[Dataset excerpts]
=======
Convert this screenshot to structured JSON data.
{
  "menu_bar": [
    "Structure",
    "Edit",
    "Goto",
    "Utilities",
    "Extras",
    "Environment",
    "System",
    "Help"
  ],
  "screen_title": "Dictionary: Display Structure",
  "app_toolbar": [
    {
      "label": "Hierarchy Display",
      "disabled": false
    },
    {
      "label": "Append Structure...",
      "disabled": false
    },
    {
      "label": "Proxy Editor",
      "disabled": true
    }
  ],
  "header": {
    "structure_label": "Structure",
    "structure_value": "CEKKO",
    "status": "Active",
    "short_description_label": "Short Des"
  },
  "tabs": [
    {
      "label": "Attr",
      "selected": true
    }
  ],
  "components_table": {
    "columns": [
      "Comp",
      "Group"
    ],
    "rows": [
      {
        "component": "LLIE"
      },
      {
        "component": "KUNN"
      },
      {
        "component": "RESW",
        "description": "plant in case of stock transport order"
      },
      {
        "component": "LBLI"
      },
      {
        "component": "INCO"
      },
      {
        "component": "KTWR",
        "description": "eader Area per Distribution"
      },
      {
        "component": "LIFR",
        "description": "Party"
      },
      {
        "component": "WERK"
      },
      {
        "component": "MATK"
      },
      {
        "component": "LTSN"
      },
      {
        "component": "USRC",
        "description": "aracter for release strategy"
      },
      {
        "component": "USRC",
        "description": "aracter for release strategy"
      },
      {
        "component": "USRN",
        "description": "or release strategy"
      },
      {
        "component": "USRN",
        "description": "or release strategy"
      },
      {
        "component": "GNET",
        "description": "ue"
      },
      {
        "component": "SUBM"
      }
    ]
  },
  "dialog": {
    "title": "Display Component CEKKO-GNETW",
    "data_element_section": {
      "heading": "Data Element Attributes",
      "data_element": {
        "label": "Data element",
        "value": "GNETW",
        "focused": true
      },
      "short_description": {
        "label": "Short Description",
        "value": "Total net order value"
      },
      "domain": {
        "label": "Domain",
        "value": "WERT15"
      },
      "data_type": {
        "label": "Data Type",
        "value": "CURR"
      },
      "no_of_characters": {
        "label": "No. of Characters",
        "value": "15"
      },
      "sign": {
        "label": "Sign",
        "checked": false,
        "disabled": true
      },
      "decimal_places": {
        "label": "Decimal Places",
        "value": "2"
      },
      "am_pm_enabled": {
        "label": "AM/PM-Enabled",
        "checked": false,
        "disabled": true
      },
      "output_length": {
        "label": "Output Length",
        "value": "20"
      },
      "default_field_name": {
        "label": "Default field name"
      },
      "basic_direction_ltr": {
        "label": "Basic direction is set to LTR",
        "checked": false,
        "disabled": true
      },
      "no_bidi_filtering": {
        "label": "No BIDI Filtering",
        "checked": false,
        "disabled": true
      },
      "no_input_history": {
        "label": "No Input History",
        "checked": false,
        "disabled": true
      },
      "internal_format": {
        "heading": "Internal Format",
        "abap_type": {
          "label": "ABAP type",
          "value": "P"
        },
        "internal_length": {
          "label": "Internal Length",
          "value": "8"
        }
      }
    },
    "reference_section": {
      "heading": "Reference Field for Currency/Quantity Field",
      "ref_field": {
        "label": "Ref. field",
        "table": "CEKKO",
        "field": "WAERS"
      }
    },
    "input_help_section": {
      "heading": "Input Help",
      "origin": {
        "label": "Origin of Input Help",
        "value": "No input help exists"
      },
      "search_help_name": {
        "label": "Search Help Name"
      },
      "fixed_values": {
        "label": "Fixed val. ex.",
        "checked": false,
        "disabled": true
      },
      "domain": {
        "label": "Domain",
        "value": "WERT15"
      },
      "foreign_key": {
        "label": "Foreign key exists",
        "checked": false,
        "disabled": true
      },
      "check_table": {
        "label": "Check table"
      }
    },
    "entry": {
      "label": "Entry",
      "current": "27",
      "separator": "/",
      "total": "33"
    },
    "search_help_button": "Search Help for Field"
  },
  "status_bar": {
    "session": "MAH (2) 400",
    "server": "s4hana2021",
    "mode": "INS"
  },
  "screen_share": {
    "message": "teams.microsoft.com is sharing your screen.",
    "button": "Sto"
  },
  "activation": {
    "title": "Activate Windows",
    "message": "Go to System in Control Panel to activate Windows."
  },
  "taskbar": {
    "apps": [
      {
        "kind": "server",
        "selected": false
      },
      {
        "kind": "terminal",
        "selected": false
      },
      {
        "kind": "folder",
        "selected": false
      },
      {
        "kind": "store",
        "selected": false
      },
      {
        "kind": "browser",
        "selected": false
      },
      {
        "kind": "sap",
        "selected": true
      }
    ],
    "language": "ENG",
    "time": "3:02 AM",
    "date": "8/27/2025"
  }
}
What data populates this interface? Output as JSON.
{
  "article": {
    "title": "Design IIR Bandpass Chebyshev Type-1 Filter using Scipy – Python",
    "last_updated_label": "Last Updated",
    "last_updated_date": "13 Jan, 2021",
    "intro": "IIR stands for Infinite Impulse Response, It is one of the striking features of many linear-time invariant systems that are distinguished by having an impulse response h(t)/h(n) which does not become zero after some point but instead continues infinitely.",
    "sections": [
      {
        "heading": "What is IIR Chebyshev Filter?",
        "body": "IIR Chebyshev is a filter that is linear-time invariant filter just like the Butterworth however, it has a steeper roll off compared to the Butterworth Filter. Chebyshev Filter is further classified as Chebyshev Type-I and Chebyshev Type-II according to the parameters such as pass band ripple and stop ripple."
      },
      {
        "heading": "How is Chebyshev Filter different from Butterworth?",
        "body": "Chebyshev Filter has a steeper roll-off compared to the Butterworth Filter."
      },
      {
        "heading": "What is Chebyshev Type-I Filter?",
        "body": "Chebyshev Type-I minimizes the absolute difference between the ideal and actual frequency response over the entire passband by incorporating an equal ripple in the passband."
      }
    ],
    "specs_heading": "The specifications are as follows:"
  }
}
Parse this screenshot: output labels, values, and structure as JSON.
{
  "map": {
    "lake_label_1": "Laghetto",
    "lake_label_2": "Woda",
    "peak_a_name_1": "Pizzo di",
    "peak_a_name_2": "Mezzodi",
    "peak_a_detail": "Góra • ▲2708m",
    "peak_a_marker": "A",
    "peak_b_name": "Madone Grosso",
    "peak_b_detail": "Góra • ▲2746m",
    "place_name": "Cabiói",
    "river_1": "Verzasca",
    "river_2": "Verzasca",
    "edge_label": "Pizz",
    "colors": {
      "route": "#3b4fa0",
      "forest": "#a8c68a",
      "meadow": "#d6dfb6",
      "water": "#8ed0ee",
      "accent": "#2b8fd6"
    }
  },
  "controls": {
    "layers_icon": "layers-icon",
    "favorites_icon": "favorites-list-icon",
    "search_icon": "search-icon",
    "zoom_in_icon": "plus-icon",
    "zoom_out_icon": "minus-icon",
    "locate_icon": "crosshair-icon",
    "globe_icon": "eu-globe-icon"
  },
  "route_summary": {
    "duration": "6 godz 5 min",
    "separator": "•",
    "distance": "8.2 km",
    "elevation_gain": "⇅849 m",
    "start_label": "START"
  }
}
=======
**Work to complete**
Go through the preceding material and copy each line that has the word "kind".

**Output for this exercise**
        "kind": "server",
        "kind": "terminal",
        "kind": "folder",
        "kind": "store",
        "kind": "browser",
        "kind": "sap",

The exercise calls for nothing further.